----- RECORDS SHOWN
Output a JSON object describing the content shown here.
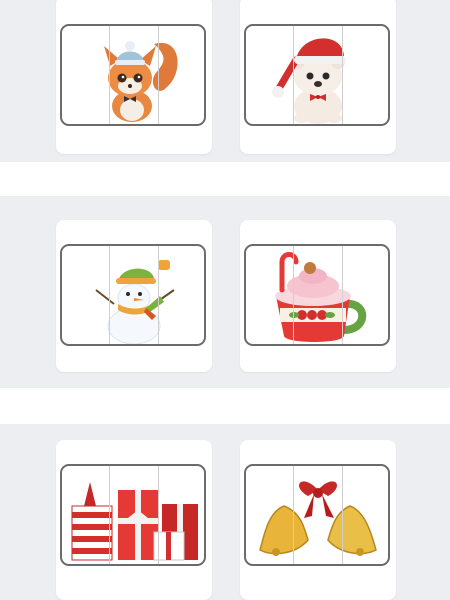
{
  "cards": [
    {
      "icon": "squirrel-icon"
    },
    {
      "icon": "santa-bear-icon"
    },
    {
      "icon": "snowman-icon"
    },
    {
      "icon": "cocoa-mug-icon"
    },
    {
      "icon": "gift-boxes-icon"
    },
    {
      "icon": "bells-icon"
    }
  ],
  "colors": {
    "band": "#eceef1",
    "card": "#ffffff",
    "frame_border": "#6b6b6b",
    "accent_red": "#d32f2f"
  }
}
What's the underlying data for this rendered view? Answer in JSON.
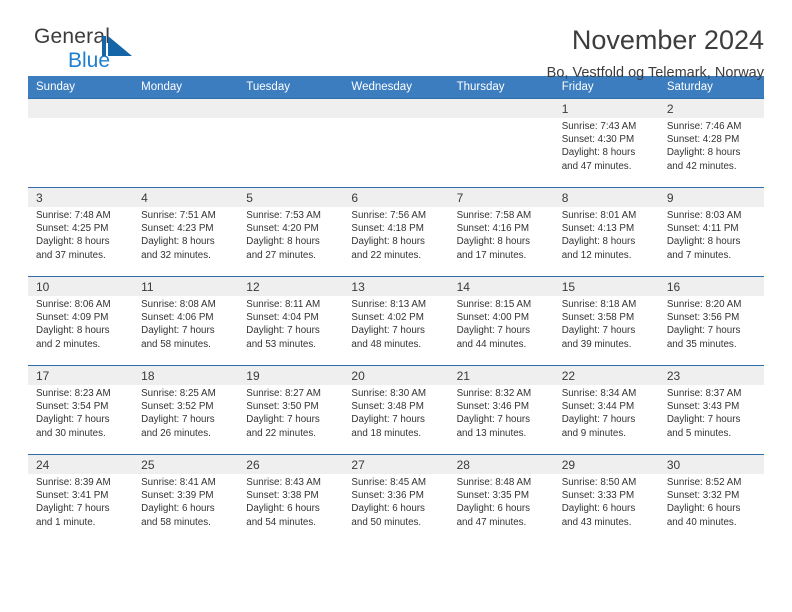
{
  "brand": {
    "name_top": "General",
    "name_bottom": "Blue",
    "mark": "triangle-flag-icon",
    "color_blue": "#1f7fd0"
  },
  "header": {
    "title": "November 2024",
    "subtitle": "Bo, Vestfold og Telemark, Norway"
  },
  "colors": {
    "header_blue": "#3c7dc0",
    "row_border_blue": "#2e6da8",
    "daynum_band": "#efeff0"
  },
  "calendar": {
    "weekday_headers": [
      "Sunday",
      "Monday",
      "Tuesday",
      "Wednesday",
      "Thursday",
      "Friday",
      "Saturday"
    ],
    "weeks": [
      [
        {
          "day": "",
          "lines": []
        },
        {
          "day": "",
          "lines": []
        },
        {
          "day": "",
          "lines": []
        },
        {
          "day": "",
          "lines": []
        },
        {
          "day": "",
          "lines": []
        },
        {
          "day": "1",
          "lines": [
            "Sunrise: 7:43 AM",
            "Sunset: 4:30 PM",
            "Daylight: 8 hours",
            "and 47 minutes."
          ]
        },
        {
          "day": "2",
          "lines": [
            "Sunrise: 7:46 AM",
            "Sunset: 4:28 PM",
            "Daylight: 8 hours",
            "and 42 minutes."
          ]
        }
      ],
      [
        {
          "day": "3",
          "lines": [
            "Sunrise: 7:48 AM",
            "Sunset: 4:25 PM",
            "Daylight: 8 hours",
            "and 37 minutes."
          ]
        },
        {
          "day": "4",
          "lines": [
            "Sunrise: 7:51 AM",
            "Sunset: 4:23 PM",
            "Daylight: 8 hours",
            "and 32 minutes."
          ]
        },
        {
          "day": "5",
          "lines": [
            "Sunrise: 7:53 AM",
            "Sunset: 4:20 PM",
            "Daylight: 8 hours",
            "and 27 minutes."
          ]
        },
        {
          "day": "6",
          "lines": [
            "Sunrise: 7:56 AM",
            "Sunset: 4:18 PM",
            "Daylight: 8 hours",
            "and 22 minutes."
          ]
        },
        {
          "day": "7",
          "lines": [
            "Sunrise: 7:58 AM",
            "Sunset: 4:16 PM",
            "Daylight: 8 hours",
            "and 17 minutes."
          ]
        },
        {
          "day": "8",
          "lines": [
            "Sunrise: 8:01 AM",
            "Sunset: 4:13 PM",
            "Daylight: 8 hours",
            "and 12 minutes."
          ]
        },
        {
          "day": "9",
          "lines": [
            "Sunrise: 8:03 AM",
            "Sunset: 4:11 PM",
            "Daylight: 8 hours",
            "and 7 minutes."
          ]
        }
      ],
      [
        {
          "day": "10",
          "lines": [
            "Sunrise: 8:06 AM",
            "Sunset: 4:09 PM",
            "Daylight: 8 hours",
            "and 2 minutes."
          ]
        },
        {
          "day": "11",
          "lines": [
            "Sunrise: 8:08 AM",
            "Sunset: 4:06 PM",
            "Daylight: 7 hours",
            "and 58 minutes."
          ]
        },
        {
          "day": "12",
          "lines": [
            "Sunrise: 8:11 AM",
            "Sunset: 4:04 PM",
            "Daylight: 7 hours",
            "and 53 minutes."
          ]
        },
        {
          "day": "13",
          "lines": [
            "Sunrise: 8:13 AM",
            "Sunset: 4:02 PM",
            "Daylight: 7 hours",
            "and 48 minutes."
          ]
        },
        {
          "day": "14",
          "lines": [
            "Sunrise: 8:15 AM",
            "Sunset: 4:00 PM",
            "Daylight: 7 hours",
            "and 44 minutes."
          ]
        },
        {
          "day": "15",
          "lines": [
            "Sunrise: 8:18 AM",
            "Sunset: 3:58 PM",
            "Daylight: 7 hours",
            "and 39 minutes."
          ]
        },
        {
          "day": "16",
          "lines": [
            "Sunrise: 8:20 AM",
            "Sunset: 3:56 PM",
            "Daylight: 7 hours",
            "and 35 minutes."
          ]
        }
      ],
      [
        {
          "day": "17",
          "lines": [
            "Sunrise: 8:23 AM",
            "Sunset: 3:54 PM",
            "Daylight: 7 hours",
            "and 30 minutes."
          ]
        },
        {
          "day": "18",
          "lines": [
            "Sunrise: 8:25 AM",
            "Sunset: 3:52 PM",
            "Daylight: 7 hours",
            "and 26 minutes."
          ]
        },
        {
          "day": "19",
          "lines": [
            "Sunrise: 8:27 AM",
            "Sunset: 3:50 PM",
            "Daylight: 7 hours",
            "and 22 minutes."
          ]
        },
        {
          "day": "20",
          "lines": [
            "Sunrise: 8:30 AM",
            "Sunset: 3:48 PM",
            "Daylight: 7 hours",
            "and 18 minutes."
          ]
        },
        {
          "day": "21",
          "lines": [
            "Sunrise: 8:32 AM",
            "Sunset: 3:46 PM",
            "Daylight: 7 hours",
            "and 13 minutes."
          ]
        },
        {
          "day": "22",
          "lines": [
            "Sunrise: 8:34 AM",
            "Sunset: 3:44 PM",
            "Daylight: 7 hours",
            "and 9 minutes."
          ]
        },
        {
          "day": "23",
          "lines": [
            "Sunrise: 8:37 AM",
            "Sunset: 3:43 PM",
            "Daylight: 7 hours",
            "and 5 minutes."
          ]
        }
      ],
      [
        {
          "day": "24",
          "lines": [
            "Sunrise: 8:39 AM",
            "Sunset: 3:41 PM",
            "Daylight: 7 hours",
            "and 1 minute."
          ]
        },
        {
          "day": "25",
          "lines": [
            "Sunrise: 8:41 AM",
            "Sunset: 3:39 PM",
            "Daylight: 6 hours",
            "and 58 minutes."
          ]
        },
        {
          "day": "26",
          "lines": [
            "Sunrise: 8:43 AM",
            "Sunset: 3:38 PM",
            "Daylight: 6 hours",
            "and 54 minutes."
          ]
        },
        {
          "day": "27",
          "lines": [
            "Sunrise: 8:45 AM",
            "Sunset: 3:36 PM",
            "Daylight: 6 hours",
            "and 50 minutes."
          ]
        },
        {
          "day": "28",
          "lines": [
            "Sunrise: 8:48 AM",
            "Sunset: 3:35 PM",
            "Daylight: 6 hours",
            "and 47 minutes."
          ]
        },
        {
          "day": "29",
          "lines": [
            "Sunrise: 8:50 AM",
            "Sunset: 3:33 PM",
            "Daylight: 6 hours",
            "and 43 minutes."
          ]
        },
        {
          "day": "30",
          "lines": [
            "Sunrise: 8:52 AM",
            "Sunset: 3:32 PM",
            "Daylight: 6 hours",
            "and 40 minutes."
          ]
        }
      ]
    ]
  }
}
----------
All the records need to be repeated exactly, with the images dropped.

Output a JSON object describing the content shown here.
{
  "cards": [
    {
      "icon": "squirrel-icon"
    },
    {
      "icon": "santa-bear-icon"
    },
    {
      "icon": "snowman-icon"
    },
    {
      "icon": "cocoa-mug-icon"
    },
    {
      "icon": "gift-boxes-icon"
    },
    {
      "icon": "bells-icon"
    }
  ],
  "colors": {
    "band": "#eceef1",
    "card": "#ffffff",
    "frame_border": "#6b6b6b",
    "accent_red": "#d32f2f"
  }
}
What's the underlying data for this rendered view? Answer in JSON.
{
  "brand": {
    "name_top": "General",
    "name_bottom": "Blue",
    "mark": "triangle-flag-icon",
    "color_blue": "#1f7fd0"
  },
  "header": {
    "title": "November 2024",
    "subtitle": "Bo, Vestfold og Telemark, Norway"
  },
  "colors": {
    "header_blue": "#3c7dc0",
    "row_border_blue": "#2e6da8",
    "daynum_band": "#efeff0"
  },
  "calendar": {
    "weekday_headers": [
      "Sunday",
      "Monday",
      "Tuesday",
      "Wednesday",
      "Thursday",
      "Friday",
      "Saturday"
    ],
    "weeks": [
      [
        {
          "day": "",
          "lines": []
        },
        {
          "day": "",
          "lines": []
        },
        {
          "day": "",
          "lines": []
        },
        {
          "day": "",
          "lines": []
        },
        {
          "day": "",
          "lines": []
        },
        {
          "day": "1",
          "lines": [
            "Sunrise: 7:43 AM",
            "Sunset: 4:30 PM",
            "Daylight: 8 hours",
            "and 47 minutes."
          ]
        },
        {
          "day": "2",
          "lines": [
            "Sunrise: 7:46 AM",
            "Sunset: 4:28 PM",
            "Daylight: 8 hours",
            "and 42 minutes."
          ]
        }
      ],
      [
        {
          "day": "3",
          "lines": [
            "Sunrise: 7:48 AM",
            "Sunset: 4:25 PM",
            "Daylight: 8 hours",
            "and 37 minutes."
          ]
        },
        {
          "day": "4",
          "lines": [
            "Sunrise: 7:51 AM",
            "Sunset: 4:23 PM",
            "Daylight: 8 hours",
            "and 32 minutes."
          ]
        },
        {
          "day": "5",
          "lines": [
            "Sunrise: 7:53 AM",
            "Sunset: 4:20 PM",
            "Daylight: 8 hours",
            "and 27 minutes."
          ]
        },
        {
          "day": "6",
          "lines": [
            "Sunrise: 7:56 AM",
            "Sunset: 4:18 PM",
            "Daylight: 8 hours",
            "and 22 minutes."
          ]
        },
        {
          "day": "7",
          "lines": [
            "Sunrise: 7:58 AM",
            "Sunset: 4:16 PM",
            "Daylight: 8 hours",
            "and 17 minutes."
          ]
        },
        {
          "day": "8",
          "lines": [
            "Sunrise: 8:01 AM",
            "Sunset: 4:13 PM",
            "Daylight: 8 hours",
            "and 12 minutes."
          ]
        },
        {
          "day": "9",
          "lines": [
            "Sunrise: 8:03 AM",
            "Sunset: 4:11 PM",
            "Daylight: 8 hours",
            "and 7 minutes."
          ]
        }
      ],
      [
        {
          "day": "10",
          "lines": [
            "Sunrise: 8:06 AM",
            "Sunset: 4:09 PM",
            "Daylight: 8 hours",
            "and 2 minutes."
          ]
        },
        {
          "day": "11",
          "lines": [
            "Sunrise: 8:08 AM",
            "Sunset: 4:06 PM",
            "Daylight: 7 hours",
            "and 58 minutes."
          ]
        },
        {
          "day": "12",
          "lines": [
            "Sunrise: 8:11 AM",
            "Sunset: 4:04 PM",
            "Daylight: 7 hours",
            "and 53 minutes."
          ]
        },
        {
          "day": "13",
          "lines": [
            "Sunrise: 8:13 AM",
            "Sunset: 4:02 PM",
            "Daylight: 7 hours",
            "and 48 minutes."
          ]
        },
        {
          "day": "14",
          "lines": [
            "Sunrise: 8:15 AM",
            "Sunset: 4:00 PM",
            "Daylight: 7 hours",
            "and 44 minutes."
          ]
        },
        {
          "day": "15",
          "lines": [
            "Sunrise: 8:18 AM",
            "Sunset: 3:58 PM",
            "Daylight: 7 hours",
            "and 39 minutes."
          ]
        },
        {
          "day": "16",
          "lines": [
            "Sunrise: 8:20 AM",
            "Sunset: 3:56 PM",
            "Daylight: 7 hours",
            "and 35 minutes."
          ]
        }
      ],
      [
        {
          "day": "17",
          "lines": [
            "Sunrise: 8:23 AM",
            "Sunset: 3:54 PM",
            "Daylight: 7 hours",
            "and 30 minutes."
          ]
        },
        {
          "day": "18",
          "lines": [
            "Sunrise: 8:25 AM",
            "Sunset: 3:52 PM",
            "Daylight: 7 hours",
            "and 26 minutes."
          ]
        },
        {
          "day": "19",
          "lines": [
            "Sunrise: 8:27 AM",
            "Sunset: 3:50 PM",
            "Daylight: 7 hours",
            "and 22 minutes."
          ]
        },
        {
          "day": "20",
          "lines": [
            "Sunrise: 8:30 AM",
            "Sunset: 3:48 PM",
            "Daylight: 7 hours",
            "and 18 minutes."
          ]
        },
        {
          "day": "21",
          "lines": [
            "Sunrise: 8:32 AM",
            "Sunset: 3:46 PM",
            "Daylight: 7 hours",
            "and 13 minutes."
          ]
        },
        {
          "day": "22",
          "lines": [
            "Sunrise: 8:34 AM",
            "Sunset: 3:44 PM",
            "Daylight: 7 hours",
            "and 9 minutes."
          ]
        },
        {
          "day": "23",
          "lines": [
            "Sunrise: 8:37 AM",
            "Sunset: 3:43 PM",
            "Daylight: 7 hours",
            "and 5 minutes."
          ]
        }
      ],
      [
        {
          "day": "24",
          "lines": [
            "Sunrise: 8:39 AM",
            "Sunset: 3:41 PM",
            "Daylight: 7 hours",
            "and 1 minute."
          ]
        },
        {
          "day": "25",
          "lines": [
            "Sunrise: 8:41 AM",
            "Sunset: 3:39 PM",
            "Daylight: 6 hours",
            "and 58 minutes."
          ]
        },
        {
          "day": "26",
          "lines": [
            "Sunrise: 8:43 AM",
            "Sunset: 3:38 PM",
            "Daylight: 6 hours",
            "and 54 minutes."
          ]
        },
        {
          "day": "27",
          "lines": [
            "Sunrise: 8:45 AM",
            "Sunset: 3:36 PM",
            "Daylight: 6 hours",
            "and 50 minutes."
          ]
        },
        {
          "day": "28",
          "lines": [
            "Sunrise: 8:48 AM",
            "Sunset: 3:35 PM",
            "Daylight: 6 hours",
            "and 47 minutes."
          ]
        },
        {
          "day": "29",
          "lines": [
            "Sunrise: 8:50 AM",
            "Sunset: 3:33 PM",
            "Daylight: 6 hours",
            "and 43 minutes."
          ]
        },
        {
          "day": "30",
          "lines": [
            "Sunrise: 8:52 AM",
            "Sunset: 3:32 PM",
            "Daylight: 6 hours",
            "and 40 minutes."
          ]
        }
      ]
    ]
  }
}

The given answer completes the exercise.